TASK REQUIREMENTS:
Pick out every line holding the string "text" and copy it.

##### DATA FOR THIS EXERCISE

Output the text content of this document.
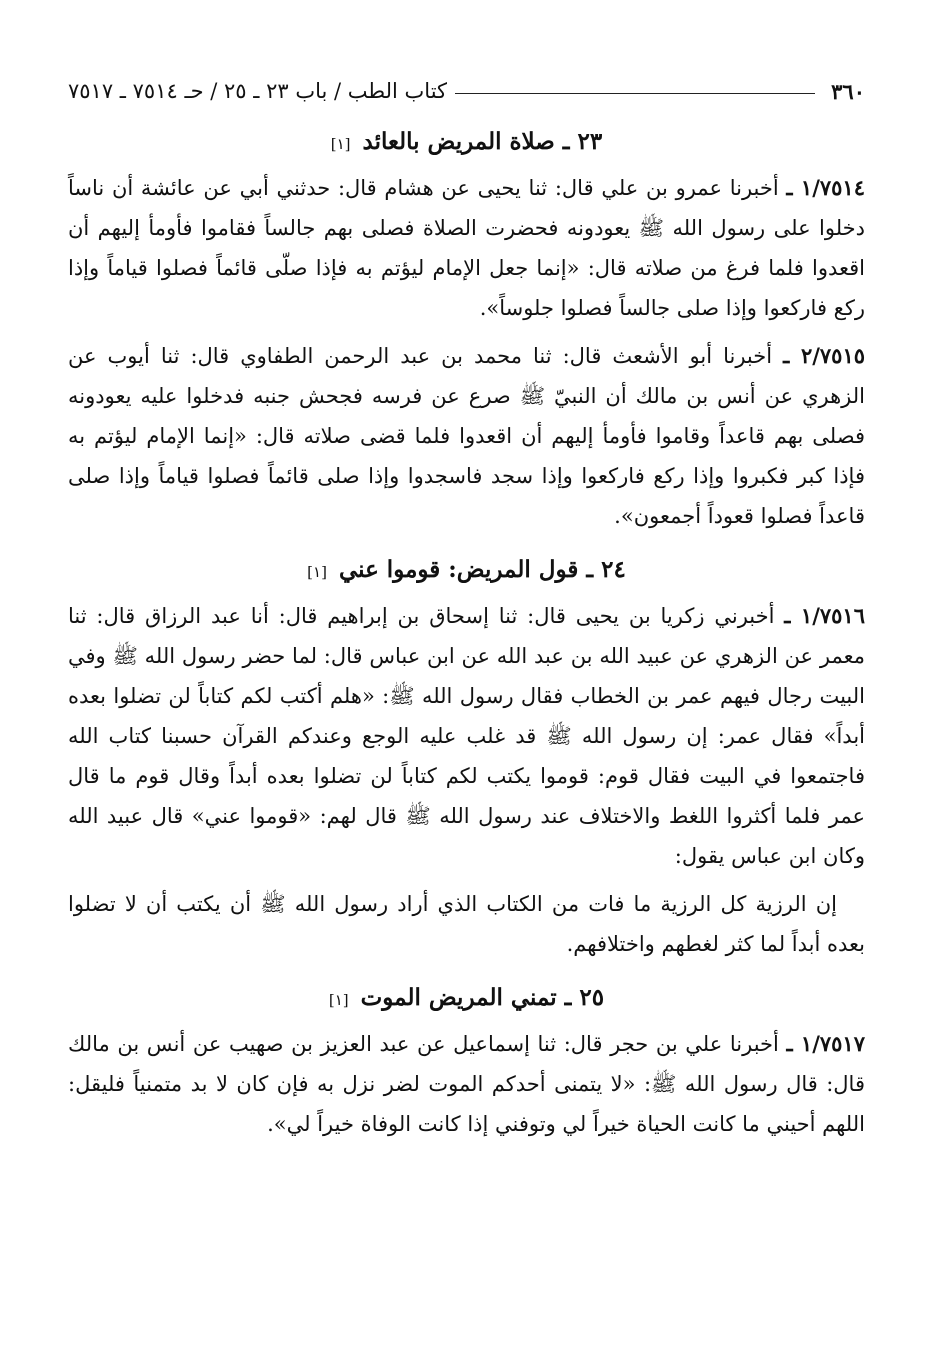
٣٦٠
كتاب الطب / باب ٢٣ ـ ٢٥ / حـ ٧٥١٤ ـ ٧٥١٧
٢٣ ـ صلاة المريض بالعائد [١]

١/٧٥١٤ ـ أخبرنا عمرو بن علي قال: ثنا يحيى عن هشام قال: حدثني أبي عن عائشة أن ناساً دخلوا على رسول الله ﷺ يعودونه فحضرت الصلاة فصلى بهم جالساً فقاموا فأومأ إليهم أن اقعدوا فلما فرغ من صلاته قال: «إنما جعل الإمام ليؤتم به فإذا صلّى قائماً فصلوا قياماً وإذا ركع فاركعوا وإذا صلى جالساً فصلوا جلوساً».

٢/٧٥١٥ ـ أخبرنا أبو الأشعث قال: ثنا محمد بن عبد الرحمن الطفاوي قال: ثنا أيوب عن الزهري عن أنس بن مالك أن النبيّ ﷺ صرع عن فرسه فجحش جنبه فدخلوا عليه يعودونه فصلى بهم قاعداً وقاموا فأومأ إليهم أن اقعدوا فلما قضى صلاته قال: «إنما الإمام ليؤتم به فإذا كبر فكبروا وإذا ركع فاركعوا وإذا سجد فاسجدوا وإذا صلى قائماً فصلوا قياماً وإذا صلى قاعداً فصلوا قعوداً أجمعون».

٢٤ ـ قول المريض: قوموا عني [١]

١/٧٥١٦ ـ أخبرني زكريا بن يحيى قال: ثنا إسحاق بن إبراهيم قال: أنا عبد الرزاق قال: ثنا معمر عن الزهري عن عبيد الله بن عبد الله عن ابن عباس قال: لما حضر رسول الله ﷺ وفي البيت رجال فيهم عمر بن الخطاب فقال رسول الله ﷺ: «هلم أكتب لكم كتاباً لن تضلوا بعده أبداً» فقال عمر: إن رسول الله ﷺ قد غلب عليه الوجع وعندكم القرآن حسبنا كتاب الله فاجتمعوا في البيت فقال قوم: قوموا يكتب لكم كتاباً لن تضلوا بعده أبداً وقال قوم ما قال عمر فلما أكثروا اللغط والاختلاف عند رسول الله ﷺ قال لهم: «قوموا عني» قال عبيد الله وكان ابن عباس يقول:

إن الرزية كل الرزية ما فات من الكتاب الذي أراد رسول الله ﷺ أن يكتب أن لا تضلوا بعده أبداً لما كثر لغطهم واختلافهم.

٢٥ ـ تمني المريض الموت [١]

١/٧٥١٧ ـ أخبرنا علي بن حجر قال: ثنا إسماعيل عن عبد العزيز بن صهيب عن أنس بن مالك قال: قال رسول الله ﷺ: «لا يتمنى أحدكم الموت لضر نزل به فإن كان لا بد متمنياً فليقل: اللهم أحيني ما كانت الحياة خيراً لي وتوفني إذا كانت الوفاة خيراً لي».
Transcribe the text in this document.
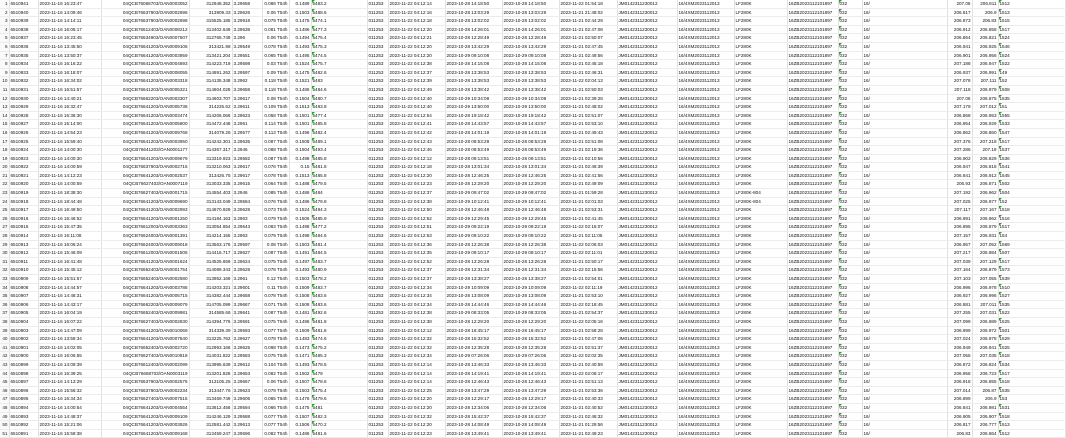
1	6510941	2023-11-16 16:23:47	04QCB76068703/OAN0003052	312948.352	3.29658	0.086 T54h	0.1489	5483.2	011253	2023-11-22 04:12:14	2023-10-28 14:18:50	2023-10-28 14:18:50	2023-11-22 01:54:18	JM0142311230012	16/4XM2023112013	LF280K	16ZB2023112101897	032	16/	207.06	206.811	1512
2	6510940	2023-11-16 14:09:46	04QCB76637903/OAN0002696	313909.33	3.29626	0.06 T54h	0.1503	5488.6	011253	2023-11-22 04:12:16	2023-10-28 13:03:29	2023-10-28 13:03:29	2023-11-21 21:48:02	JM0142311230012	16/4XM2023112013	LF280K	16ZB2023112101897	032	16/	206.817	206.9	1513
3	6510939	2023-11-16 14:14:11	04QCB76637903/OAN0002698	315525.185	3.29918	0.079 T54h	0.1475	5474.1	011253	2023-11-22 04:12:18	2023-10-28 13:02:02	2023-10-28 13:02:02	2023-11-21 02:44:29	JM0142311230012	16/4XM2023112013	LF280K	16ZB2023112101897	032	16/	206.873	206.83	1515
4	6510938	2023-11-16 16:06:17	04QCB76612403/OAN0008212	313402.649	3.29538	0.081 T54h	0.1486	5477.3	011253	2023-11-22 04:12:20	2023-10-28 14:26:01	2023-10-28 14:26:01	2023-11-21 02:47:08	JM0142311230012	16/4XM2023112013	LF280K	16ZB2023112101897	032	16/	206.912	206.858	1517
5	6510937	2023-11-16 16:23:45	04QCB76634903/OAN0007507	312765.749	3.296	0.06 T54h	0.1494	5475.4	011253	2023-11-22 04:12:21	2023-10-28 12:28:49	2023-10-28 12:28:49	2023-11-21 02:50:07	JM0142311230012	16/4XM2023112013	LF280K	16ZB2023112101897	032	16/	206.864	206.821	1524
6	6510936	2023-11-16 13:45:50	04QCB76641203/OAN0009106	313421.98	3.29549	0.078 T54h	0.1493	5475.3	011253	2023-11-22 04:12:20	2023-10-28 13:42:29	2023-10-28 13:42:29	2023-11-21 02:47:45	JM0142311230012	16/4XM2023112013	LF280K	16ZB2023112101897	032	16/	206.941	206.925	1546
7	6510935	2023-11-16 13:50:37	04QCB76641203/OAN0003959	313421.204	3.29551	0.065 T54h	0.1495	5474.5	011253	2023-11-22 04:12:20	2023-10-29 09:10:08	2023-10-29 09:10:08	2023-11-21 02:49:56	JM0142311230012	16/4XM2023112013	LF280K	16ZB2023112101897	032	16/	206.901	206.956	1524
8	6510934	2023-11-16 16:16:22	04QCB76641203/OAN0004893	314223.719	3.29598	0.03 T54h	0.1524	5475.7	011253	2023-11-22 04:12:38	2023-10-28 14:15:08	2023-10-28 14:15:08	2023-11-21 02:45:18	JM0142311230012	16/4XM2023112013	LF280K	16ZB2023112101897	032	16/	207.188	206.947	1522
9	6510933	2023-11-16 16:18:07	04QCB76641203/OAN0008055	314891.262	3.29597	0.09 T54h	0.1475	5482.6	011253	2023-11-22 04:12:37	2023-10-28 13:38:53	2023-10-28 13:38:53	2023-11-21 02:46:31	JM0142311230012	16/4XM2023112013	LF280K	16ZB2023112101897	032	16/	206.937	206.991	149
10	6510932	2023-11-16 16:34:02	04QCB76641203/OAN0003318	314135.348	3.2962	0.118 T54h	0.1521	5483	011253	2023-11-22 04:12:39	2023-10-28 13:38:53	2023-10-28 13:38:53	2023-11-22 02:04:13	JM0142311230012	16/4XM2023112013	LF280K	16ZB2023112101897	032	16/	207.078	207.111	152
11	6510931	2023-11-16 16:51:57	04QCB76641203/OAN0005321	314604.028	3.29658	0.118 T54h	0.1486	5484.6	011253	2023-11-22 04:12:49	2023-10-28 13:38:42	2023-10-28 13:38:42	2023-11-21 02:50:03	JM0142311230012	16/4XM2023112013	LF280K	16ZB2023112101897	032	16/	207.118	206.979	1508
12	6510930	2023-11-16 14:40:21	04QCB76662203/OAN0003307	314603.707	3.29617	0.08 T54h	0.1504	5480.7	011253	2023-11-22 04:12:40	2023-10-29 10:34:08	2023-10-29 10:34:08	2023-11-21 02:39:28	JM0142311230012	16/4XM2023112013	LF280K	16ZB2023112101897	032	16/	207.06	206.875	1535
13	6510929	2023-11-16 16:32:47	04QCB76641203/OAN0005736	314225.62	3.29611	0.109 T54h	0.1513	5483.8	011253	2023-11-22 04:12:40	2023-10-29 13:50:00	2023-10-29 13:50:00	2023-11-21 02:48:02	JM0142311230012	16/4XM2023112013	LF280K	16ZB2023112101897	032	16/	207.179	207.012	151
14	6510928	2023-11-16 16:36:30	04QCB76641203/OAN0003474	314206.066	3.29623	0.058 T54h	0.1501	5477.4	011253	2023-11-22 04:12:54	2023-10-28 19:18:42	2023-10-28 19:18:42	2023-11-21 02:51:07	JM0142311230012	16/4XM2023112013	LF280K	16ZB2023112101897	032	16/	206.868	206.953	1555
15	6510927	2023-11-16 15:14:00	04QCB76641203/OAN0005800	314472.448	3.2961	0.114 T54h	0.1501	5485.8	011253	2023-11-22 04:12:41	2023-10-28 14:43:57	2023-10-28 14:43:57	2023-11-21 02:53:10	JM0142311230012	16/4XM2023112013	LF280K	16ZB2023112101897	032	16/	206.954	206.929	1533
16	6510926	2023-11-16 14:54:23	04QCB76641203/OAN0009768	314079.26	3.29577	0.113 T54h	0.1496	5482.4	011253	2023-11-22 04:12:42	2023-10-28 14:01:19	2023-10-28 14:01:19	2023-11-21 02:49:43	JM0142311230012	16/4XM2023112013	LF280K	16ZB2023112101897	032	16/	206.862	206.860	1547
17	6510925	2023-11-16 15:59:40	04QCB76641203/OAN0003950	314242.301	3.29635	0.087 T54h	0.1508	5489.1	011253	2023-11-22 04:12:43	2023-10-28 08:53:28	2023-10-28 08:53:28	2023-11-21 02:51:08	JM0142311230012	16/4XM2023112013	LF280K	16ZB2023112101897	032	16/	207.376	207.218	1517
18	6510924	2023-11-16 14:00:30	04QCB76641203/OAN0001177	314367.317	3.2946	0.088 T54h	0.1504	5493.4	011253	2023-11-22 04:12:46	2023-10-28 08:53:49	2023-10-28 08:53:49	2023-11-21 02:19:36	JM0142311230012	16/4XM2023112013	LF280K	16ZB2023112101897	032	16/	207.286	207.19	1537
19	6510923	2023-11-16 14:00:30	04QCB76641203/OAN0009679	313319.923	3.29582	0.087 T54h	0.1498	5485.8	011253	2023-11-22 04:12:12	2023-10-28 09:13:51	2023-10-28 09:13:51	2023-11-21 02:10:56	JM0142311230012	16/4XM2023112013	LF280K	16ZB2023112101897	032	16/	206.902	206.829	1536
20	6510922	2023-11-16 14:00:59	04QCB76637903/OAN0002716	313210.063	3.29617	0.076 T54h	0.15	5481.8	011253	2023-11-22 04:12:18	2023-10-28 13:01:34	2023-10-28 13:01:34	2023-11-21 02:46:39	JM0142311230012	16/4XM2023112013	LF280K	16ZB2023112101897	032	16/	206.947	206.818	1541
21	6510921	2023-11-16 14:12:23	04QCB76641203/OAN0002537	313426.75	3.29617	0.078 T54h	0.1513	5485.8	011253	2023-11-22 04:12:20	2023-10-28 12:46:25	2023-10-28 12:46:25	2023-11-21 02:41:56	JM0142311230012	16/4XM2023112013	LF280K	16ZB2023112101897	032	16/	206.841	206.912	1545
22	6510920	2023-11-16 14:00:59	04QCB76627403/OAN0007119	313033.335	3.29615	0.064 T54h	0.1488	5479.5	011253	2023-11-22 04:12:23	2023-10-28 12:29:20	2023-10-28 12:29:20	2023-11-21 02:49:09	JM0142311230012	16/4XM2023112013	LF280K	16ZB2023112101897	032	16/	206.93	206.871	1502
23	6510919	2023-11-16 18:38:30	04QCB76627403/OAN0001715	314554.403	3.2946	0.085 T54h	0.1486	5484	011253	2023-11-22 04:12:37	2023-10-29 09:47:02	2023-10-29 09:47:02	2023-11-21 01:59:28	JM0142311230012	16/4XM2023112013	LF280K-804	16ZB2023112101897	032	16/	207.192	206.962	1504
24	6510918	2023-11-16 18:44:48	04QCB76641203/OAN0009690	313143.049	3.29584	0.076 T54h	0.1486	5479.8	011253	2023-11-22 04:12:38	2023-10-29 10:12:41	2023-10-29 10:12:41	2023-11-21 02:01:03	JM0142311230012	16/4XM2023112013	LF280K-804	16ZB2023112101897	032	16/	207.025	206.977	152
25	6510917	2023-11-16 16:49:50	04QCB76641203/OAN0002993	314670.929	3.29628	0.073 T54h	0.1524	5494.3	011253	2023-11-22 04:12:50	2023-10-28 12:46:48	2023-10-28 12:46:48	2023-11-21 02:53:31	JM0142311230012	16/4XM2023112013	LF280K	16ZB2023112101897	032	16/	207.117	207.167	1518
26	6510916	2023-11-16 16:46:52	04QCB76641203/OAN0001250	314184.163	3.2963	0.079 T54h	0.1506	5485.9	011253	2023-11-22 04:12:52	2023-10-29 12:29:45	2023-10-29 12:29:45	2023-11-21 02:41:45	JM0142311230012	16/4XM2023112013	LF280K	16ZB2023112101897	032	16/	206.991	206.962	1516
27	6510915	2023-11-16 15:47:35	04QCB76612003/OAN0003363	313054.654	3.29643	0.083 T54h	0.1498	5477.2	011253	2023-11-22 04:12:51	2023-10-29 09:22:19	2023-10-29 09:22:19	2023-11-22 02:15:07	JM0142311230012	16/4XM2023112013	LF280K	16ZB2023112101897	032	16/	206.895	206.879	1517
28	6510914	2023-11-16 16:11:08	04QCB76624003/OAN0001391	314214.155	3.2963	0.079 T54h	0.1498	5484.6	011253	2023-11-22 04:12:53	2023-10-29 09:10:22	2023-10-29 09:10:22	2023-11-21 02:11:05	JM0142311230012	16/4XM2023112013	LF280K	16ZB2023112101897	032	16/	207.157	206.931	154
29	6510913	2023-11-16 16:06:24	04QCB76624003/OAN0009018	313563.176	3.29597	0.08 T54h	0.1503	5481.4	011253	2023-11-22 04:12:36	2023-10-28 12:26:38	2023-10-28 12:26:38	2023-11-22 02:06:03	JM0142311230012	16/4XM2023112013	LF280K	16ZB2023112101897	032	16/	206.957	207.052	1569
30	6510912	2023-11-16 15:46:09	04QCB76612003/OAN0001505	314416.717	3.29627	0.087 T54h	0.1491	5484.5	011253	2023-11-22 04:12:35	2023-10-29 09:10:17	2023-10-29 09:10:17	2023-11-22 02:11:01	JM0142311230012	16/4XM2023112013	LF280K	16ZB2023112101897	032	16/	207.217	206.984	1507
31	6510911	2023-11-16 16:41:48	04QCB76641203/OAN0001624	314525.659	3.29624	0.075 T54h	0.1497	5483.7	011253	2023-11-22 04:12:52	2023-10-28 13:26:28	2023-10-28 13:26:28	2023-11-21 02:50:17	JM0142311230012	16/4XM2023112013	LF280K	16ZB2023112101897	032	16/	207.039	207.129	1517
32	6510910	2023-11-16 15:45:12	04QCB76652403/OAN0001754	314089.343	3.29628	0.078 T54h	0.1493	5480.9	011253	2023-11-22 04:12:37	2023-10-28 12:31:34	2023-10-28 12:31:34	2023-11-22 02:15:56	JM0142311230012	16/4XM2023112013	LF280K	16ZB2023112101897	032	16/	207.164	206.879	1573
33	6510909	2023-11-16 15:51:57	04QCB76652403/OAN0002580	313952.169	3.2961	0.12 T54h	0.1503	5478.2	011253	2023-11-22 04:12:37	2023-10-28 13:38:27	2023-10-28 13:38:27	2023-11-21 02:54:01	JM0142311230012	16/4XM2023112013	LF280K	16ZB2023112101897	032	16/	207.103	207.055	1539
34	6510908	2023-11-16 14:44:57	04QCB76641203/OAN0003786	314203.321	3.29601	0.11 T54h	0.1509	5483.7	011253	2023-11-22 04:12:34	2023-10-29 10:09:09	2023-10-29 10:09:09	2023-11-22 02:11:19	JM0142311230012	16/4XM2023112013	LF280K	16ZB2023112101897	032	16/	206.996	206.978	1510
35	6510907	2023-11-16 14:48:31	04QCB76641203/OAN0005715	314382.444	3.29658	0.078 T54h	0.1508	5483.6	011253	2023-11-22 04:12:34	2023-10-28 13:08:09	2023-10-28 13:08:09	2023-11-21 02:53:10	JM0142311230012	16/4XM2023112013	LF280K	16ZB2023112101897	032	16/	206.927	206.996	1527
36	6510906	2023-11-16 14:43:17	04QCB76662203/OAN0009079	314705.099	3.29667	0.071 T54h	0.1508	5483.6	011253	2023-11-22 04:12:34	2023-10-28 14:44:46	2023-10-28 14:44:46	2023-11-22 02:18:45	JM0142311230012	16/4XM2023112013	LF280K	16ZB2023112101897	032	16/	206.881	207.011	1535
37	6510905	2023-11-16 16:04:19	04QCB76652403/OAN0009981	314585.66	3.29641	0.087 T54h	0.1481	5492.6	011253	2023-11-22 04:12:38	2023-10-29 08:33:05	2023-10-29 08:33:05	2023-11-21 02:54:37	JM0142311230012	16/4XM2023112013	LF280K	16ZB2023112101897	032	16/	207.255	207.031	1522
38	6510904	2023-11-16 16:07:22	04QCB76627403/OAN0002830	314394.776	3.29591	0.075 T54h	0.1496	5481.8	011253	2023-11-22 04:12:38	2023-10-28 12:29:20	2023-10-28 12:29:20	2023-11-22 02:05:16	JM0142311230012	16/4XM2023112013	LF280K	16ZB2023112101897	032	16/	207.099	206.989	1525
39	6510903	2023-11-16 14:47:09	04QCB76641203/OAN0010069	314339.39	3.29593	0.077 T54h	0.1509	5481.8	011253	2023-11-22 04:12:12	2023-10-28 16:45:17	2023-10-28 16:45:17	2023-11-21 02:58:28	JM0142311230012	16/4XM2023112013	LF280K	16ZB2023112101897	032	16/	206.999	206.972	1501
40	6510902	2023-11-16 13:58:34	04QCB76641203/OAN0007840	313225.762	3.29627	0.078 T54h	0.1483	5474.6	011253	2023-11-22 04:12:32	2023-10-28 15:32:52	2023-10-28 15:32:52	2023-11-21 02:47:06	JM0142311230012	16/4XM2023112013	LF280K	16ZB2023112101897	032	16/	207.024	206.978	1529
41	6510901	2023-11-16 14:02:05	04QCB76652403/OAN0002720	312993.166	3.29625	0.098 T54h	0.1473	5475.2	011253	2023-11-22 04:12:32	2023-10-28 12:35:28	2023-10-28 12:35:28	2023-11-21 02:51:37	JM0142311230012	16/4XM2023112013	LF280K	16ZB2023112101897	032	16/	206.949	206.941	1525
42	6510900	2023-11-16 16:06:55	04QCB76627403/OAN0010818	314031.822	3.29583	0.075 T54h	0.1471	5485.3	011253	2023-11-22 04:12:34	2023-10-29 07:26:06	2023-10-29 07:26:06	2023-11-22 02:02:35	JM0142311230012	16/4XM2023112013	LF280K	16ZB2023112101897	032	16/	207.055	207.035	1518
43	6510899	2023-11-16 14:09:39	04QCB76612403/OAN0002099	313995.639	3.29612	0.104 T54h	0.1493	5478.5	011253	2023-11-22 04:12:14	2023-10-28 13:46:33	2023-10-28 13:46:33	2023-11-21 02:40:59	JM0142311230012	16/4XM2023112013	LF280K	16ZB2023112101897	032	16/	206.872	206.824	1534
44	6510898	2023-11-16 16:39:25	04QCB76668703/OAN0003119	313201.828	3.29653	0.082 T54h	0.1502	5479	011253	2023-11-22 04:12:14	2023-10-28 14:19:41	2023-10-28 14:19:41	2023-11-22 02:06:17	JM0142311230012	16/4XM2023112013	LF280K	16ZB2023112101897	032	16/	206.958	206.723	1517
45	6510897	2023-11-16 14:13:29	04QCB76637903/OAN0002576	313105.25	3.29667	0.06 T54h	0.1507	5478.6	011253	2023-11-22 04:12:14	2023-10-28 12:46:43	2023-10-28 12:46:43	2023-11-21 02:51:13	JM0142311230012	16/4XM2023112013	LF280K	16ZB2023112101897	032	16/	206.918	206.855	1518
46	6510896	2023-11-16 15:56:32	04QCB76637903/OAN0002234	313447.76	3.29623	0.079 T54h	0.1503	5475.4	011253	2023-11-22 04:12:25	2023-10-28 13:47:29	2023-10-28 13:47:29	2023-11-21 02:53:36	JM0142311230012	16/4XM2023112013	LF280K	16ZB2023112101897	032	16/	207.014	206.87	1535
47	6510895	2023-11-16 16:34:34	04QCB76627403/OAN0007515	313469.749	3.29605	0.065 T54h	0.1476	5479.6	011253	2023-11-22 04:12:20	2023-10-28 12:29:17	2023-10-28 12:29:17	2023-11-21 02:40:33	JM0142311230012	16/4XM2023112013	LF280K	16ZB2023112101897	032	16/	206.899	206.9	153
48	6510894	2023-11-16 14:00:54	04QCB76641203/OAN0004554	313612.456	3.29594	0.066 T54h	0.1475	5481	011253	2023-11-22 04:12:20	2023-10-28 12:34:06	2023-10-28 12:34:06	2023-11-21 02:40:52	JM0142311230012	16/4XM2023112013	LF280K	16ZB2023112101897	032	16/	206.841	206.981	1531
49	6510893	2023-11-16 14:48:37	04QCB76641203/OAN0009109	314246.129	3.29588	0.077 T54h	0.1507	5482.3	011253	2023-11-22 04:12:32	2023-10-28 15:42:37	2023-10-28 15:42:37	2023-11-21 02:46:32	JM0142311230012	16/4XM2023112013	LF280K	16ZB2023112101897	032	16/	206.905	206.907	1518
50	6510892	2023-11-16 15:21:06	04QCB76641203/OAN0003926	312581.442	3.29613	0.077 T54h	0.1506	5470.2	011253	2023-11-22 04:12:20	2023-10-28 14:08:49	2023-10-28 14:08:49	2023-11-21 01:29:56	JM0142311230012	16/4XM2023112013	LF280K	16ZB2023112101897	032	16/	206.817	206.777	1513
51	6510891	2023-11-16 15:58:38	04QCB76641203/OAN0009168	313459.247	3.29596	0.082 T54h	0.1486	5481.6	011253	2023-11-22 04:12:23	2023-10-28 13:49:41	2023-10-28 13:49:41	2023-11-21 02:49:23	JM0142311230012	16/4XM2023112013	LF280K	16ZB2023112101897	032	16/	206.83	206.864	1512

##########

WORKED ANSWER:
Output the text content of this document.
Transcribe the text in this document.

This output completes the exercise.